• **TASK PROMPT**
Present every line in which the string "Tina" appears.

• **SUPPLIED RECORDS**
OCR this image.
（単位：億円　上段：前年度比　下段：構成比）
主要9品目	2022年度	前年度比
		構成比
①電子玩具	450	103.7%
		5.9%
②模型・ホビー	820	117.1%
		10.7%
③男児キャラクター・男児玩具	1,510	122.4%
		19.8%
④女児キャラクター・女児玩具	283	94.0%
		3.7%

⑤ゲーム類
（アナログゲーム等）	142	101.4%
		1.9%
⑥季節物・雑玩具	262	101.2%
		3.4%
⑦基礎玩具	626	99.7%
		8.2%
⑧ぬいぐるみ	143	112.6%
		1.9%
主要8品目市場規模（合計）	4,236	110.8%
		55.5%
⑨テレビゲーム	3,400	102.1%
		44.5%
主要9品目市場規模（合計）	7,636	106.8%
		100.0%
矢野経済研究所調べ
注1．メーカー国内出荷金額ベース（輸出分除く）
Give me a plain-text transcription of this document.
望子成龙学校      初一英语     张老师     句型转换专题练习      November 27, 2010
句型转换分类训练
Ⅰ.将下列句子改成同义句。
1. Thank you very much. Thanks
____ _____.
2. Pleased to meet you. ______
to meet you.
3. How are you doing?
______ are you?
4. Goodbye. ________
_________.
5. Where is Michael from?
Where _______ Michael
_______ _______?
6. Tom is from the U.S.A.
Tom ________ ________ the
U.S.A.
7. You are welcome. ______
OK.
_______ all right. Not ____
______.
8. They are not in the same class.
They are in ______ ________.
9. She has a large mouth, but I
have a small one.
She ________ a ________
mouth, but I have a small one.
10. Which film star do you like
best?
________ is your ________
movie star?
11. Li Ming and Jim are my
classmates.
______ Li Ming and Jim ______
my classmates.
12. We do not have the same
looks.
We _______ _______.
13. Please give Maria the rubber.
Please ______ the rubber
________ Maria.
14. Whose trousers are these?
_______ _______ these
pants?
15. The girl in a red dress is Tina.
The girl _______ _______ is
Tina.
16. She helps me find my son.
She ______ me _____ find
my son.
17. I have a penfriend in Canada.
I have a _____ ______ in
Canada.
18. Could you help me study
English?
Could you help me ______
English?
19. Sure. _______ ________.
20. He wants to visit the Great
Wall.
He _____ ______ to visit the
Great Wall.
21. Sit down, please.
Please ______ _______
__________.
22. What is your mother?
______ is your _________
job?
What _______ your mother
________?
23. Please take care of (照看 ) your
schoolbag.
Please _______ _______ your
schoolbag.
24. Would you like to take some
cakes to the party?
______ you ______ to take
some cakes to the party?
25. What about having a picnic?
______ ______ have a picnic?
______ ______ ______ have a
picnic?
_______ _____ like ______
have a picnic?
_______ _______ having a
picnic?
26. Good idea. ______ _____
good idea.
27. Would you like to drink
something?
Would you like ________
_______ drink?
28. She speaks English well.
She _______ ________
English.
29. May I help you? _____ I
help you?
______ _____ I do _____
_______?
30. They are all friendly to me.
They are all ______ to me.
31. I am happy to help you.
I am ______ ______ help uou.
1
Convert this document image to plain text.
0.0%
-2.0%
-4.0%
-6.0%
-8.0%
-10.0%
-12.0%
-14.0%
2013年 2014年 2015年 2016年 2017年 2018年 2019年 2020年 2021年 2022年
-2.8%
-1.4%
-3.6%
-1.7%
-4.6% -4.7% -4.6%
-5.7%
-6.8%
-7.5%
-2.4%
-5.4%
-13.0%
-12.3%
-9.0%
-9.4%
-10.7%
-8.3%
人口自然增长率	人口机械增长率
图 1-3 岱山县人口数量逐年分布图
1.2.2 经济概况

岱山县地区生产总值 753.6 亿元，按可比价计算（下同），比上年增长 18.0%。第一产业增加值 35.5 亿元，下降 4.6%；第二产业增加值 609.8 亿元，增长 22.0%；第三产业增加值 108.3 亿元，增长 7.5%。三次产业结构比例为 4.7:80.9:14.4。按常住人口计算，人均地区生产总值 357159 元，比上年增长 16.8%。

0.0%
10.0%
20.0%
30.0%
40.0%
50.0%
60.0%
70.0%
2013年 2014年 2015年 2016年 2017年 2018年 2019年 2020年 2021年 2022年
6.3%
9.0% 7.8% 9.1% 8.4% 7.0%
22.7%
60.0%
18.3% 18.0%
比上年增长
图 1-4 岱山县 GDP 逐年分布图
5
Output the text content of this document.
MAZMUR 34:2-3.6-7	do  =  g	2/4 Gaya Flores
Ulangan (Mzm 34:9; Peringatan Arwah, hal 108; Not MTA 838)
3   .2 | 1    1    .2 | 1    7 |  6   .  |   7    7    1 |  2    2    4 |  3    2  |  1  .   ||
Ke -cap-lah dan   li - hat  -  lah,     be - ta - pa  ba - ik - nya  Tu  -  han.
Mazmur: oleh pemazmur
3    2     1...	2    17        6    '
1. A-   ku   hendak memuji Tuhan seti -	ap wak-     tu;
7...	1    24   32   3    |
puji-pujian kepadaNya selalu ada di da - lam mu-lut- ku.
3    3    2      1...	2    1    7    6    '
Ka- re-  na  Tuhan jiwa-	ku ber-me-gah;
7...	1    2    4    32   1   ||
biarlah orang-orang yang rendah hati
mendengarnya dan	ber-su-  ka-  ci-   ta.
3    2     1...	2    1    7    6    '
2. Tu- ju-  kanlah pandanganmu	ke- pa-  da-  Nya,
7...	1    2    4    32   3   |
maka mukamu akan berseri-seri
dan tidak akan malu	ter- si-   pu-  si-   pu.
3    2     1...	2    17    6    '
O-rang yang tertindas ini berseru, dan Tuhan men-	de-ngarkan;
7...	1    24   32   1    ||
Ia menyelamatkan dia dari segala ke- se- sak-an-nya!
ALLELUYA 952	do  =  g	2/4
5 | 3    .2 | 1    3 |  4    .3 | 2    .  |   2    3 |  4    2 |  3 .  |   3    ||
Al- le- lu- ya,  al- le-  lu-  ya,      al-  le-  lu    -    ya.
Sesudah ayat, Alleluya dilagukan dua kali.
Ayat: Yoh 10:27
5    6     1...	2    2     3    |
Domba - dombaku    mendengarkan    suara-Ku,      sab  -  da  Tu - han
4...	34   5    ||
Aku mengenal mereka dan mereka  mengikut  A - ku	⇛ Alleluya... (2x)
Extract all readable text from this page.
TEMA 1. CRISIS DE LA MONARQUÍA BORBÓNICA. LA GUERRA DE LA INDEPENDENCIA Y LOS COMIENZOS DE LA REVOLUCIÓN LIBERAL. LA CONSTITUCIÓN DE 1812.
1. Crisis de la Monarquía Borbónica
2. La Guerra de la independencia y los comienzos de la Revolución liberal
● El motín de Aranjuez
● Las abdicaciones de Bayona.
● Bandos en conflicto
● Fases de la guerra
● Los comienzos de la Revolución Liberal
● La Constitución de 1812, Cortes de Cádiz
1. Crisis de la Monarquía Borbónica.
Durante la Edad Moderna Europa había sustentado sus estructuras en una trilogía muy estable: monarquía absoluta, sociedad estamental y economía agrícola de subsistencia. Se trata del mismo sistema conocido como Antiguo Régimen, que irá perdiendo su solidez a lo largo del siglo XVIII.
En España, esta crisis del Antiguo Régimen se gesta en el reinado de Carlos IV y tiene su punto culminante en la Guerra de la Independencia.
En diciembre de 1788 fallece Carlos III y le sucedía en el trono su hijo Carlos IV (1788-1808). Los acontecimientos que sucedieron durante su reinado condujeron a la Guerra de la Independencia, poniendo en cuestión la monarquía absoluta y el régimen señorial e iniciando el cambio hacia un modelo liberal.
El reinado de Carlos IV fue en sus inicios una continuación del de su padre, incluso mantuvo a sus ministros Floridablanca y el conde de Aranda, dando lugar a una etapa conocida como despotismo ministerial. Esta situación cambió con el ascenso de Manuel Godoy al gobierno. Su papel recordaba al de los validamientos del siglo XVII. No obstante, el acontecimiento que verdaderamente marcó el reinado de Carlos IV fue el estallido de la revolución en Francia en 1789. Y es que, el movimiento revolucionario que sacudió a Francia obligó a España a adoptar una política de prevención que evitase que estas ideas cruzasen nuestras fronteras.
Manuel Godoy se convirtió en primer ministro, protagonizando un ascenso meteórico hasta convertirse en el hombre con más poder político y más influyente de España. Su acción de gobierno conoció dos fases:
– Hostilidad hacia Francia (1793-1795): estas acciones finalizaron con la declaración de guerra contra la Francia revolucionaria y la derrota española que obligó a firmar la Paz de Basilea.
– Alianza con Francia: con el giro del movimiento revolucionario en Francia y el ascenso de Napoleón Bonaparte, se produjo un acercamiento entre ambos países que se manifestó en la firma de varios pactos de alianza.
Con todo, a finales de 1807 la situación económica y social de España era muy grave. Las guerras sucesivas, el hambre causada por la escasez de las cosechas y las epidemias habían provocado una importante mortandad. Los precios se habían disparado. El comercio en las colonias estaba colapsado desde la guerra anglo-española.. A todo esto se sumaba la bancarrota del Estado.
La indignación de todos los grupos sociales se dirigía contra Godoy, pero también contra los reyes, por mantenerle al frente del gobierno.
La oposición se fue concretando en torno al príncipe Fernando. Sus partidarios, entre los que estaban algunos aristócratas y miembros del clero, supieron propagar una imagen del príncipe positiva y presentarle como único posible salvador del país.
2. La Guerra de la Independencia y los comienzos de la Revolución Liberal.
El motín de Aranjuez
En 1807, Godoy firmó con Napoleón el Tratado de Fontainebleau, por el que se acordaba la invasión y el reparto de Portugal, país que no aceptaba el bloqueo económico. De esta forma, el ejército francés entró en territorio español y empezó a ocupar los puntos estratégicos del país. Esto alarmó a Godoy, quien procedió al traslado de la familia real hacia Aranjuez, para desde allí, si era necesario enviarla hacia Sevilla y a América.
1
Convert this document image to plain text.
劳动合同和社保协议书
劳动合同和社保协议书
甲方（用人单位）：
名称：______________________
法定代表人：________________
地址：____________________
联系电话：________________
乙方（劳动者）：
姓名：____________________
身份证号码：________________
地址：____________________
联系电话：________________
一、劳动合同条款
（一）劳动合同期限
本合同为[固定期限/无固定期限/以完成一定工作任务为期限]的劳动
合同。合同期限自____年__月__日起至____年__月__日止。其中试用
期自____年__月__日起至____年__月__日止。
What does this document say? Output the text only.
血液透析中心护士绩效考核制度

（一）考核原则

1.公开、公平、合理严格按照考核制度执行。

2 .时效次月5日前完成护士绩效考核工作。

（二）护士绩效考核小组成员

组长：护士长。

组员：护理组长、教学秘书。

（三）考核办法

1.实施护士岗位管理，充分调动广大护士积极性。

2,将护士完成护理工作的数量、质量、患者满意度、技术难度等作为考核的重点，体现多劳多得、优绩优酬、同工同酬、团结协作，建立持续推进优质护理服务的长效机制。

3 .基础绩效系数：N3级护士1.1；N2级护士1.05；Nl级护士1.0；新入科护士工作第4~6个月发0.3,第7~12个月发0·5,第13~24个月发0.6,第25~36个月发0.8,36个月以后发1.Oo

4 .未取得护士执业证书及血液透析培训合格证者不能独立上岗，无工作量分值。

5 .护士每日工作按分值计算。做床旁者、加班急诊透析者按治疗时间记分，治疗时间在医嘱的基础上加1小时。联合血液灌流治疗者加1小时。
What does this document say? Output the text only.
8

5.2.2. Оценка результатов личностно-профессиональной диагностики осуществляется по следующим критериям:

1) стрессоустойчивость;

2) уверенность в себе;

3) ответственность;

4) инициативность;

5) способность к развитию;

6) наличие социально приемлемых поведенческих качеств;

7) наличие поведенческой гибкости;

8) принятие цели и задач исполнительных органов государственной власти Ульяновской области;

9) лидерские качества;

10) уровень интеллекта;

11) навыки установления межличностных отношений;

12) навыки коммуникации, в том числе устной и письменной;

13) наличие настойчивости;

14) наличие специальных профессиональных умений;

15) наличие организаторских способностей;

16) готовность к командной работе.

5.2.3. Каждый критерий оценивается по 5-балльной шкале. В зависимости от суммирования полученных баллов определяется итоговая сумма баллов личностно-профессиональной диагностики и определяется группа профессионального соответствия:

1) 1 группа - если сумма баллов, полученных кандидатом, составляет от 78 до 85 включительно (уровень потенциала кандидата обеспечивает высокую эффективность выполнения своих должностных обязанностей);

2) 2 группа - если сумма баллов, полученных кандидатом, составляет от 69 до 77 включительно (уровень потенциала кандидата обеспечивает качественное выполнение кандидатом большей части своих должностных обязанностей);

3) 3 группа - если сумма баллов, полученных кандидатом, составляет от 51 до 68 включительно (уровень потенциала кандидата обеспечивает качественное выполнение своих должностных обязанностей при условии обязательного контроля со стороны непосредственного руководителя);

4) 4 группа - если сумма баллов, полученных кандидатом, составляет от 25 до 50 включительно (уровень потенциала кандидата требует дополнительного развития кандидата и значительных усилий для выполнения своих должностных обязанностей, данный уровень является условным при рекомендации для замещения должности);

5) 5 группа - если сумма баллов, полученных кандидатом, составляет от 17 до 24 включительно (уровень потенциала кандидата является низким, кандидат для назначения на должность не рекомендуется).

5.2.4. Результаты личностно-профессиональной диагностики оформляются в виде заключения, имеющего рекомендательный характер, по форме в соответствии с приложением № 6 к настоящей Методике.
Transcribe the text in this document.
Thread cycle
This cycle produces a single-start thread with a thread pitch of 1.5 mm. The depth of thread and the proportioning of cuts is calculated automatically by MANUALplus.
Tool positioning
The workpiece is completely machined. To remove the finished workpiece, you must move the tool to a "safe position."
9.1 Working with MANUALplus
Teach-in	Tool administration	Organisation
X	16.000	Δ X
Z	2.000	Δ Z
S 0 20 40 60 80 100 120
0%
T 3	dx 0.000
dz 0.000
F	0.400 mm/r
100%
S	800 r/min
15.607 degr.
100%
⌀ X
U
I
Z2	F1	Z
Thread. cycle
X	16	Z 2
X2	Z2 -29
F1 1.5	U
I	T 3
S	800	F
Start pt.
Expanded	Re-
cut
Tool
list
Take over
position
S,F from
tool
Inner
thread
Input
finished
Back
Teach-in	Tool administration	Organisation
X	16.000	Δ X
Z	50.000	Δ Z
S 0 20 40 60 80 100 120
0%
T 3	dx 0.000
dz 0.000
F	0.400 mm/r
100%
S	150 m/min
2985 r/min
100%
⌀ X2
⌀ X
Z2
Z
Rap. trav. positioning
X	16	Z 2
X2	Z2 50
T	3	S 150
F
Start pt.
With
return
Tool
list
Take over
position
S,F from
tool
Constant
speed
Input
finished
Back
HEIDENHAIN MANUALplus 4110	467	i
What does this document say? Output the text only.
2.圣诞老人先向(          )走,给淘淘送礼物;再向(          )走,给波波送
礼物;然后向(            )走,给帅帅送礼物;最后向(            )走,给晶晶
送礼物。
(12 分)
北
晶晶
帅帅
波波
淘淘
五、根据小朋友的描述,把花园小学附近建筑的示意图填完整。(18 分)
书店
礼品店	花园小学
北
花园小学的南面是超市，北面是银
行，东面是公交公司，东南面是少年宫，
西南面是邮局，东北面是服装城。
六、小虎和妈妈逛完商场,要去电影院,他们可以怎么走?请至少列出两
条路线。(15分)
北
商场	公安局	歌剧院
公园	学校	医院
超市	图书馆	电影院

• **COMPLETE OUTPUT**
15. The girl in a red dress is Tina.
Tina.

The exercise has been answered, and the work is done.